Source excerpt -
****************

Riku Kano

Personal information
- Born: 加納陸 November 16, 1997 (age 28) Kawanishi, Hyōgo, Japan
- Height: 5 ft 4 in (163 cm)
- Weight: Mini-flyweight; Light-flyweight; Flyweight;

Boxing career
- Reach: 65+1⁄2 in (166 cm)
- Stance: Southpaw

Boxing record
- Total fights: 29
- Wins: 22
- Win by KO: 11
- Losses: 5
- Draws: 2

= Riku Kano =

Japanese boxer (born 1997)

Riku Kano (born 16 November 1997) is a Japanese professional boxer who challenged for the WBO mini-flyweight title in 2016. At the regional level, Kano has held the WBO Asia Pacific title at light flyweight and flyweight.

==Professional boxing career==
===Mini flyweight===
====Early career====
Kano made his professional debut against Benjie Bartolome on 7 December 2013, and lost the fight by split decision. After suffering his first professional loss, Kano rebounded by winning four of his next five fights, with three victories coming by way of stoppage. After amassing a 4–1–1 record, Kano was scheduled to fight Madit Sada for the vacant WBA Asia minimumweight title on 9 December 2014. He won the fight by unanimous decision, with all three judges awarding him every single round of the bout.

****************

(Element box records)
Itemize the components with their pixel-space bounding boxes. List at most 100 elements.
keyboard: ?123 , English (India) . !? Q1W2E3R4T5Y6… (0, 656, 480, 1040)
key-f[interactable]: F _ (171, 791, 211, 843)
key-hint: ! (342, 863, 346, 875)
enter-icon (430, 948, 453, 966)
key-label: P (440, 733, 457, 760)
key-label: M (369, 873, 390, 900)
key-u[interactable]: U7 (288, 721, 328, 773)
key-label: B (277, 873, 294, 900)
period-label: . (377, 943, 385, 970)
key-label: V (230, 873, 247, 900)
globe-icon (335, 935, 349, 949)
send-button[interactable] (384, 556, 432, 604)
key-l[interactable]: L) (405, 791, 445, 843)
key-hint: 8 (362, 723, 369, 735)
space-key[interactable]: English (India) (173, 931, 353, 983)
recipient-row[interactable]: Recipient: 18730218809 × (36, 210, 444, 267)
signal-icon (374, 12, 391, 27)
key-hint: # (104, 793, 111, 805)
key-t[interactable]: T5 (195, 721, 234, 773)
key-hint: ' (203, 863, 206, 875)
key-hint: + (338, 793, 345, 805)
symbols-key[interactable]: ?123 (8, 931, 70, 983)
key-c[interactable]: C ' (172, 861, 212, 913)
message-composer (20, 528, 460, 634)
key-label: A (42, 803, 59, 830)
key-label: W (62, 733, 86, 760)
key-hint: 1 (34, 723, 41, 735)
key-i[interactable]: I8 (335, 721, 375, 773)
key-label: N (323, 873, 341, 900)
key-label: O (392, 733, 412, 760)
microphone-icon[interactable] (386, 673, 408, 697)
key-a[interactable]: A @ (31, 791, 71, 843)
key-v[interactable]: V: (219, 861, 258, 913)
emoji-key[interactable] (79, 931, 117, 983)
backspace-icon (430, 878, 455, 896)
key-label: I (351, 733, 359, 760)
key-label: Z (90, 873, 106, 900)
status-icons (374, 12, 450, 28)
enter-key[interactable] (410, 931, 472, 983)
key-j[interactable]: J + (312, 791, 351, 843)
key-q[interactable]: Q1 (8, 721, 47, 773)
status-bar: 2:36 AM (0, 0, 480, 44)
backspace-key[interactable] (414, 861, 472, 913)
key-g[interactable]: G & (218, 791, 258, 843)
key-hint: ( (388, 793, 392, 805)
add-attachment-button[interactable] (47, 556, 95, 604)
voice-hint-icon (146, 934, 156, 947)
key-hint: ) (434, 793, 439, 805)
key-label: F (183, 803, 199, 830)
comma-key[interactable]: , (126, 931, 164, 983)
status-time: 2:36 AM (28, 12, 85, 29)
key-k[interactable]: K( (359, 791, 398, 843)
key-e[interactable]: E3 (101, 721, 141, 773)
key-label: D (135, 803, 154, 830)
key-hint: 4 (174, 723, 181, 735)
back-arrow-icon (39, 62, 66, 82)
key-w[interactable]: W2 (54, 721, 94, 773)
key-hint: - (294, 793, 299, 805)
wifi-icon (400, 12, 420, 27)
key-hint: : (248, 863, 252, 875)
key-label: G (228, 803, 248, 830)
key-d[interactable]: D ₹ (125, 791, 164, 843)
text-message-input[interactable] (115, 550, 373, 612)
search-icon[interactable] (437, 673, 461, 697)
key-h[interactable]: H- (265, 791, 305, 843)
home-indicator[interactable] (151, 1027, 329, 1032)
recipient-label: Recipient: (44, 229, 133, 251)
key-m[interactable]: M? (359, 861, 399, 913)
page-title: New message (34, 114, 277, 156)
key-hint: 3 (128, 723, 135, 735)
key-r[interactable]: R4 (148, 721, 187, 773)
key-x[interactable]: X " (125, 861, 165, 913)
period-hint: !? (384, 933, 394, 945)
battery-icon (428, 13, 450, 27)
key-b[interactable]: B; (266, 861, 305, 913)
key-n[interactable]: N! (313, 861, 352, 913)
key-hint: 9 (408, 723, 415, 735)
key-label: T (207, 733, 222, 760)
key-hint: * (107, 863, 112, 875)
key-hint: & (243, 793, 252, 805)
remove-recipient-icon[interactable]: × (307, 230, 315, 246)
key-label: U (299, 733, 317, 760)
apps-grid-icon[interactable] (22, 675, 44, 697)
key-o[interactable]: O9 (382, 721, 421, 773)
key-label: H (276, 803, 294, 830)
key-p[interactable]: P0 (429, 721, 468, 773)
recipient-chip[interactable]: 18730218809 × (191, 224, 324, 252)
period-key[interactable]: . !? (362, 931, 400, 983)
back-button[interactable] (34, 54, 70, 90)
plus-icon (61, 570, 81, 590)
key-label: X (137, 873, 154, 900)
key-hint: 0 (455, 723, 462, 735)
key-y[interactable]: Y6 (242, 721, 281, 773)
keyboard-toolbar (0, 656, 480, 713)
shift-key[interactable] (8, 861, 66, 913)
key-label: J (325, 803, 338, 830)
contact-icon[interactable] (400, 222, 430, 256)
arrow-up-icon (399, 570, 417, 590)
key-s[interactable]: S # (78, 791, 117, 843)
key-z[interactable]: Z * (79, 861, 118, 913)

****************

Problems to solve -
• a. In the Riku Kano biography, who was Kano's opponent in his professional debut?
• b. From the Riku Kano biography, set down the passage starting with "Japanese boxer (born" and going on through "of the bout.".
• c. Continue the biography of boxer Riku Kano from the point where it stops.

Answer set -
• a. Benjie Bartolome

• b.
Japanese boxer (born 1997)

Riku Kano (born 16 November 1997) is a Japanese professional boxer who challenged for the WBO mini-flyweight title in 2016. At the regional level, Kano has held the WBO Asia Pacific title at light flyweight and flyweight.

==Professional boxing career==
===Mini flyweight===
====Early career====
Kano made his professional debut against Benjie Bartolome on 7 December 2013, and lost the fight by split decision. After suffering his first professional loss, Kano rebounded by winning four of his next five fights, with three victories coming by way of stoppage. After amassing a 4–1–1 record, Kano was scheduled to fight Madit Sada for the vacant WBA Asia minimumweight title on 9 December 2014. He won the fight by unanimous decision, with all three judges awarding him every single round of the bout.

• c.
Kano was scheduled to fight in Japan for the first time in his career on 7 June 2015, when he faced Marihot Hutajulu. He won the fight by a third-round knockout. Kano was next scheduled to face Kenta Matsui on 27 September 2015. He won the six round bout by unanimous decision, with scores of 60–56, 59–55 and 59–56. Kano beat Pigmy Kokietgym by unanimous decision on 27 December 2015.

====World title challenge====
Kano was scheduled to face the debuting Chaichana Sor Por Por Laos on 26 February 2016. He won the fight by a first-round knockout, stopping Chaichana after just 64 seconds. Kano faced a significant step-up in competition in his next bout, as he was faced the former WBO World mini-flyweight champion Merlito Sabillo for the interim OPBF minimumweight title. The bout was scheduled as the main event of the "Sanda to the World 7" event on 8 May 2016, at the Bunka Center in Sanda, Hyōgo. Kano won the fight by split decision. Two judges scored the fight 117–111 for Kano, while the third judge scored it 115–113 for Sabillo.

After beating Sabillo, Kano was ranked as the #1 mini-flyweight by the WBO. As such, he was scheduled to face the #2 ranked mini-flyweight contender Katsunari Takayama for the vacant WBO mini-flyweight title. The fight was scheduled for 20 August 2016, and was held at the Komagatani Gym in Sanda, Hyōgo. The bout was broadcast only by TV Osaka, and as such only boxing fans in the Kantō region were able to watch it. Kano failed to become the youngest Japanese world boxing champion, as Takayama won the fight by technical decision in the sixth round. Takayama suffered a cut above his left eye due to an accidental clash of heads in the second round, which was exacerbated as the fight went on. He had built up enough of a lead by that point however, and was awarded a unanimous decision, with scores of 59–56, 59–58 and 59–55.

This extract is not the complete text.